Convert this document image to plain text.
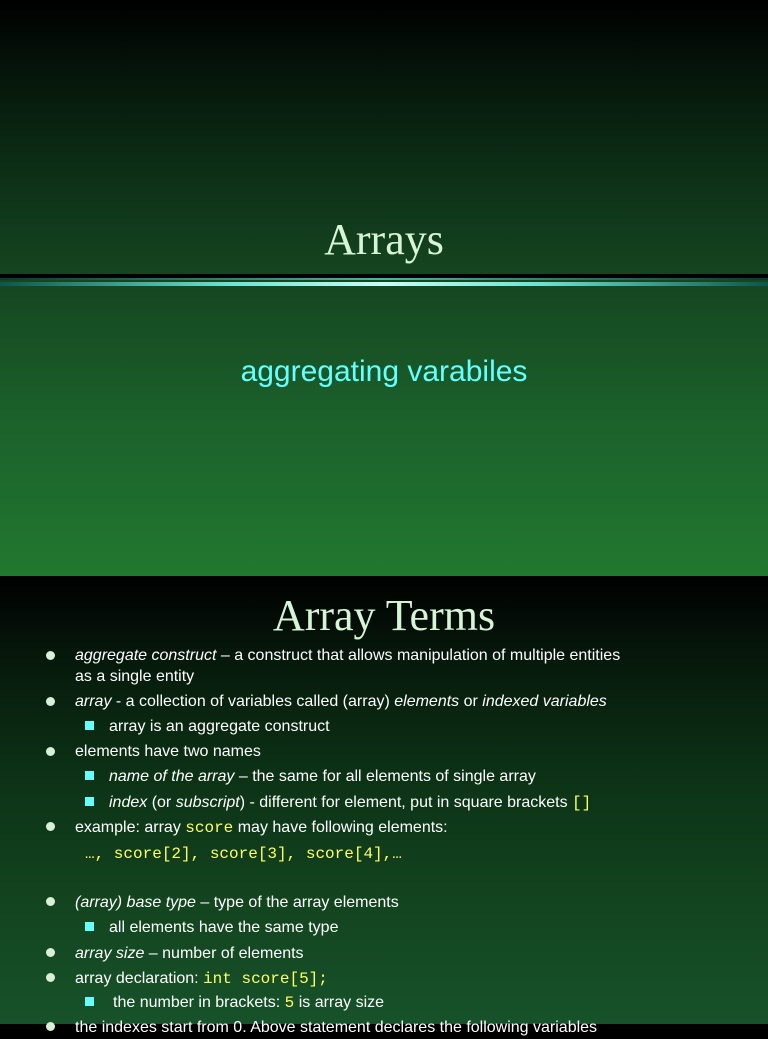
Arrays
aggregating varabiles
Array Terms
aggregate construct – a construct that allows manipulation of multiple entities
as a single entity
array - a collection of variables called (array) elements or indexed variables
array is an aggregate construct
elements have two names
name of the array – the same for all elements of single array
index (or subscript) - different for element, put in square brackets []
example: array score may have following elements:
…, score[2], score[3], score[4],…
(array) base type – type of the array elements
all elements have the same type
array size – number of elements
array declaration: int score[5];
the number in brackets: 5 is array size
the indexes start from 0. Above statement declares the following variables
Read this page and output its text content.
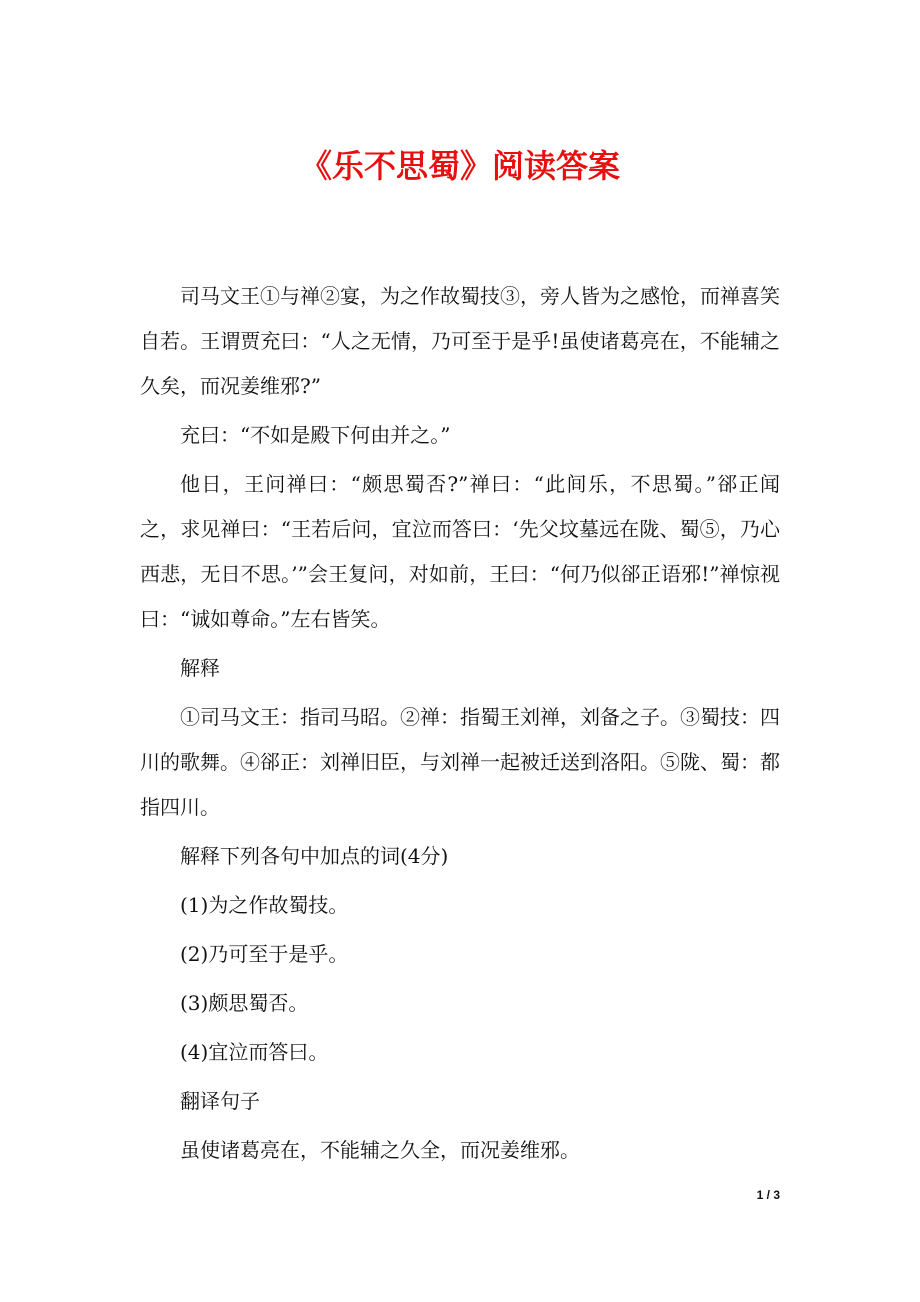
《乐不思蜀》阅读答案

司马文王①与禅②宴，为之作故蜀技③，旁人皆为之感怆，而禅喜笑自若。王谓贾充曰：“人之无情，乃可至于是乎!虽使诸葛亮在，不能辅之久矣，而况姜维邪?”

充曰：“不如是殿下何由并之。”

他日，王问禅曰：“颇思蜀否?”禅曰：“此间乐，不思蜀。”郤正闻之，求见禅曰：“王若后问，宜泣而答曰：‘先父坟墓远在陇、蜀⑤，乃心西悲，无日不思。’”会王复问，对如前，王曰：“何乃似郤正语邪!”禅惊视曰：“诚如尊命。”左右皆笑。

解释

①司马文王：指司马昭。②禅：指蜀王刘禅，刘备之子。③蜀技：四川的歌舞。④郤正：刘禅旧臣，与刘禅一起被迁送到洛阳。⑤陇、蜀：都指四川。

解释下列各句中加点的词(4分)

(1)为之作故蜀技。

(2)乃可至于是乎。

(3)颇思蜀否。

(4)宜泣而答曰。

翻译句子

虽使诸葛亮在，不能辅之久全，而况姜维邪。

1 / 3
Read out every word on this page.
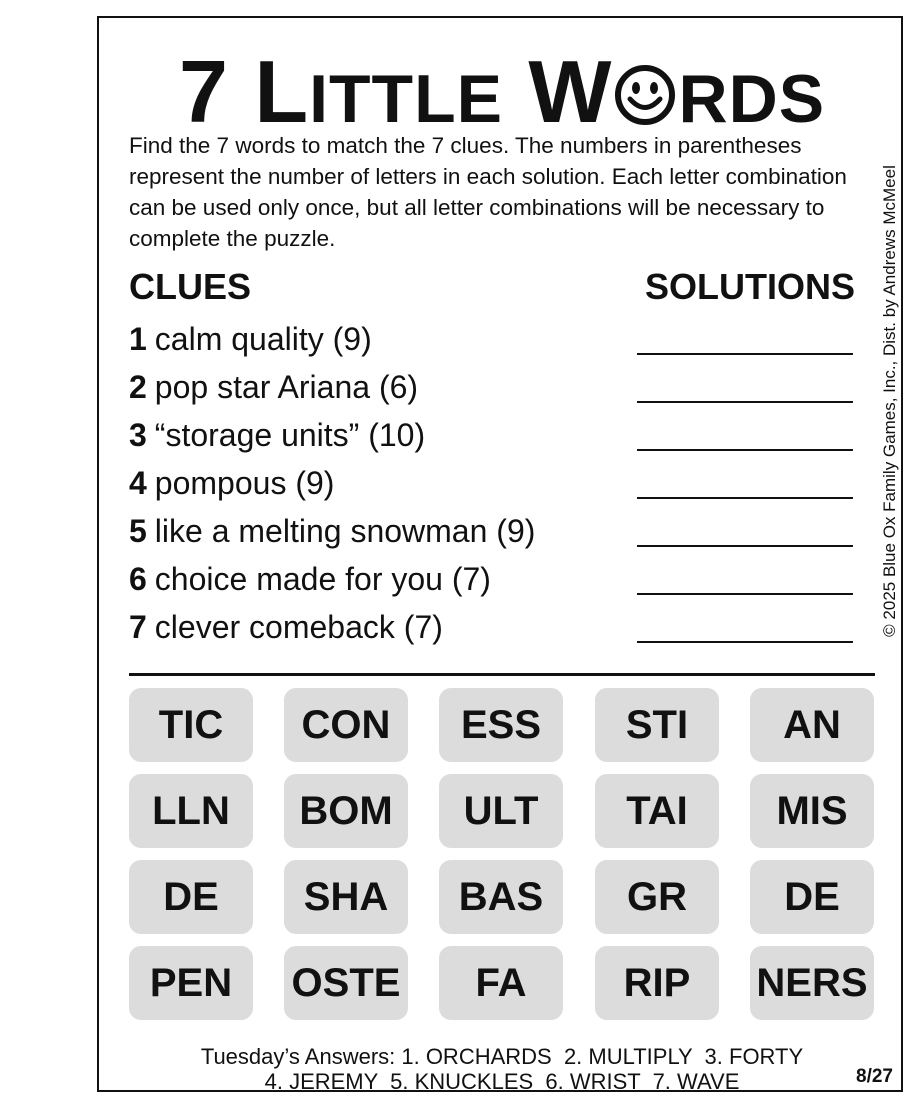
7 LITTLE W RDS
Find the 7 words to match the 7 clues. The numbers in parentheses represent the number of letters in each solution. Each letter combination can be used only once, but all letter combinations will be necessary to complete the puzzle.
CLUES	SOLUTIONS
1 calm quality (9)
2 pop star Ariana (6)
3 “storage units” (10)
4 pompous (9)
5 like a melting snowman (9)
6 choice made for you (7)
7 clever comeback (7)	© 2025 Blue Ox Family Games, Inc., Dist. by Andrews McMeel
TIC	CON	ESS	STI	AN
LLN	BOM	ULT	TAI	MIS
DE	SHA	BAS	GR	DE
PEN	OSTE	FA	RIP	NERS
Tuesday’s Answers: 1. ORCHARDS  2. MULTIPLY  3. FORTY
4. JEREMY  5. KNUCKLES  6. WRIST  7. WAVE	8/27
*-*-*
◆ **TASK GOAL**: Copy each line of the records precisely and drop any images they hold.

◆ **RESPONSE**:
Convert this document image to plain text.
Arrays
aggregating varabiles
Array Terms
aggregate construct – a construct that allows manipulation of multiple entities
as a single entity
array - a collection of variables called (array) elements or indexed variables
array is an aggregate construct
elements have two names
name of the array – the same for all elements of single array
index (or subscript) - different for element, put in square brackets []
example: array score may have following elements:
…, score[2], score[3], score[4],…
(array) base type – type of the array elements
all elements have the same type
array size – number of elements
array declaration: int score[5];
the number in brackets: 5 is array size
the indexes start from 0. Above statement declares the following variables
Read this page and output its text content.
《乐不思蜀》阅读答案

司马文王①与禅②宴，为之作故蜀技③，旁人皆为之感怆，而禅喜笑自若。王谓贾充曰：“人之无情，乃可至于是乎!虽使诸葛亮在，不能辅之久矣，而况姜维邪?”

充曰：“不如是殿下何由并之。”

他日，王问禅曰：“颇思蜀否?”禅曰：“此间乐，不思蜀。”郤正闻之，求见禅曰：“王若后问，宜泣而答曰：‘先父坟墓远在陇、蜀⑤，乃心西悲，无日不思。’”会王复问，对如前，王曰：“何乃似郤正语邪!”禅惊视曰：“诚如尊命。”左右皆笑。

解释

①司马文王：指司马昭。②禅：指蜀王刘禅，刘备之子。③蜀技：四川的歌舞。④郤正：刘禅旧臣，与刘禅一起被迁送到洛阳。⑤陇、蜀：都指四川。

解释下列各句中加点的词(4分)

(1)为之作故蜀技。

(2)乃可至于是乎。

(3)颇思蜀否。

(4)宜泣而答曰。

翻译句子

虽使诸葛亮在，不能辅之久全，而况姜维邪。

1 / 3
Read out every word on this page.
7 LITTLE W RDS
Find the 7 words to match the 7 clues. The numbers in parentheses represent the number of letters in each solution. Each letter combination can be used only once, but all letter combinations will be necessary to complete the puzzle.
CLUES	SOLUTIONS
1 calm quality (9)
2 pop star Ariana (6)
3 “storage units” (10)
4 pompous (9)
5 like a melting snowman (9)
6 choice made for you (7)
7 clever comeback (7)	© 2025 Blue Ox Family Games, Inc., Dist. by Andrews McMeel
TIC	CON	ESS	STI	AN
LLN	BOM	ULT	TAI	MIS
DE	SHA	BAS	GR	DE
PEN	OSTE	FA	RIP	NERS
Tuesday’s Answers: 1. ORCHARDS  2. MULTIPLY  3. FORTY
4. JEREMY  5. KNUCKLES  6. WRIST  7. WAVE	8/27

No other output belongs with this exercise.